Problem to work on >> Reproduce the material in full, exactly as written.

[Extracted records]
*-*-*

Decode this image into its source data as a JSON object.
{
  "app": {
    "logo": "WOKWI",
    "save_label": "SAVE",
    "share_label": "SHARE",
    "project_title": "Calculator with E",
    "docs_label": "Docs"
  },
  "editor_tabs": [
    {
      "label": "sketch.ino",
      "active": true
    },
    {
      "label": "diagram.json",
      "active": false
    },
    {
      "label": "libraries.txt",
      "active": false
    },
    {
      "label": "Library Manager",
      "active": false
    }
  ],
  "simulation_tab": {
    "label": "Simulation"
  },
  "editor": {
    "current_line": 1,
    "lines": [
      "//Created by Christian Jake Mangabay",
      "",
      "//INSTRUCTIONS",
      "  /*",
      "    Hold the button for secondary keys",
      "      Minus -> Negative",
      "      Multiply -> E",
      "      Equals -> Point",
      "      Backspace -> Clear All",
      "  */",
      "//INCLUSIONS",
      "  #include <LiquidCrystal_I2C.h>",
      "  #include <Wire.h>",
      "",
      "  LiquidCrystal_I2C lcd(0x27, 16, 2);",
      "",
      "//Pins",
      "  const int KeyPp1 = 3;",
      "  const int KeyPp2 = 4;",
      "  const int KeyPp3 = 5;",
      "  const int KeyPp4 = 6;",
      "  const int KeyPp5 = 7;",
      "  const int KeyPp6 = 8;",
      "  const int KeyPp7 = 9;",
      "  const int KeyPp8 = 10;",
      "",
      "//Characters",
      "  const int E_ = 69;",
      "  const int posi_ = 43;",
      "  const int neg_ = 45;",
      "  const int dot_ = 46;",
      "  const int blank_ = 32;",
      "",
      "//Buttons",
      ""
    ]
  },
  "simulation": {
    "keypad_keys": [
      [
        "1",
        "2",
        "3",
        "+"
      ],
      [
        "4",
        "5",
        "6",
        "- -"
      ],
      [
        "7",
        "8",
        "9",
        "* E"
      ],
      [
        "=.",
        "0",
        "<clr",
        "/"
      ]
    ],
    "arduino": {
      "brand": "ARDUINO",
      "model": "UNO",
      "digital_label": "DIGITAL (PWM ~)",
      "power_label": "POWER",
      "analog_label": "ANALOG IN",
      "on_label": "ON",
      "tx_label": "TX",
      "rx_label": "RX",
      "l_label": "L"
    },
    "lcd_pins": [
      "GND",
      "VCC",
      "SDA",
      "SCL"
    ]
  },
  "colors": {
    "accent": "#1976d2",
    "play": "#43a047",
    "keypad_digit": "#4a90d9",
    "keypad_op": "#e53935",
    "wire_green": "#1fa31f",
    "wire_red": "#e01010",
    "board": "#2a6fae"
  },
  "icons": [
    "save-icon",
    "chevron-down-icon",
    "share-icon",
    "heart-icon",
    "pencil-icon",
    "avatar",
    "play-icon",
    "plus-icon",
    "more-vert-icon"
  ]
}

*-*-*

Exercise answer >>
Decode this image into its source data as a JSON object.
{
  "app": {
    "logo": "WOKWI",
    "save_label": "SAVE",
    "share_label": "SHARE",
    "project_title": "Calculator with E",
    "docs_label": "Docs"
  },
  "editor_tabs": [
    {
      "label": "sketch.ino",
      "active": true
    },
    {
      "label": "diagram.json",
      "active": false
    },
    {
      "label": "libraries.txt",
      "active": false
    },
    {
      "label": "Library Manager",
      "active": false
    }
  ],
  "simulation_tab": {
    "label": "Simulation"
  },
  "editor": {
    "current_line": 1,
    "lines": [
      "//Created by Christian Jake Mangabay",
      "",
      "//INSTRUCTIONS",
      "  /*",
      "    Hold the button for secondary keys",
      "      Minus -> Negative",
      "      Multiply -> E",
      "      Equals -> Point",
      "      Backspace -> Clear All",
      "  */",
      "//INCLUSIONS",
      "  #include <LiquidCrystal_I2C.h>",
      "  #include <Wire.h>",
      "",
      "  LiquidCrystal_I2C lcd(0x27, 16, 2);",
      "",
      "//Pins",
      "  const int KeyPp1 = 3;",
      "  const int KeyPp2 = 4;",
      "  const int KeyPp3 = 5;",
      "  const int KeyPp4 = 6;",
      "  const int KeyPp5 = 7;",
      "  const int KeyPp6 = 8;",
      "  const int KeyPp7 = 9;",
      "  const int KeyPp8 = 10;",
      "",
      "//Characters",
      "  const int E_ = 69;",
      "  const int posi_ = 43;",
      "  const int neg_ = 45;",
      "  const int dot_ = 46;",
      "  const int blank_ = 32;",
      "",
      "//Buttons",
      ""
    ]
  },
  "simulation": {
    "keypad_keys": [
      [
        "1",
        "2",
        "3",
        "+"
      ],
      [
        "4",
        "5",
        "6",
        "- -"
      ],
      [
        "7",
        "8",
        "9",
        "* E"
      ],
      [
        "=.",
        "0",
        "<clr",
        "/"
      ]
    ],
    "arduino": {
      "brand": "ARDUINO",
      "model": "UNO",
      "digital_label": "DIGITAL (PWM ~)",
      "power_label": "POWER",
      "analog_label": "ANALOG IN",
      "on_label": "ON",
      "tx_label": "TX",
      "rx_label": "RX",
      "l_label": "L"
    },
    "lcd_pins": [
      "GND",
      "VCC",
      "SDA",
      "SCL"
    ]
  },
  "colors": {
    "accent": "#1976d2",
    "play": "#43a047",
    "keypad_digit": "#4a90d9",
    "keypad_op": "#e53935",
    "wire_green": "#1fa31f",
    "wire_red": "#e01010",
    "board": "#2a6fae"
  },
  "icons": [
    "save-icon",
    "chevron-down-icon",
    "share-icon",
    "heart-icon",
    "pencil-icon",
    "avatar",
    "play-icon",
    "plus-icon",
    "more-vert-icon"
  ]
}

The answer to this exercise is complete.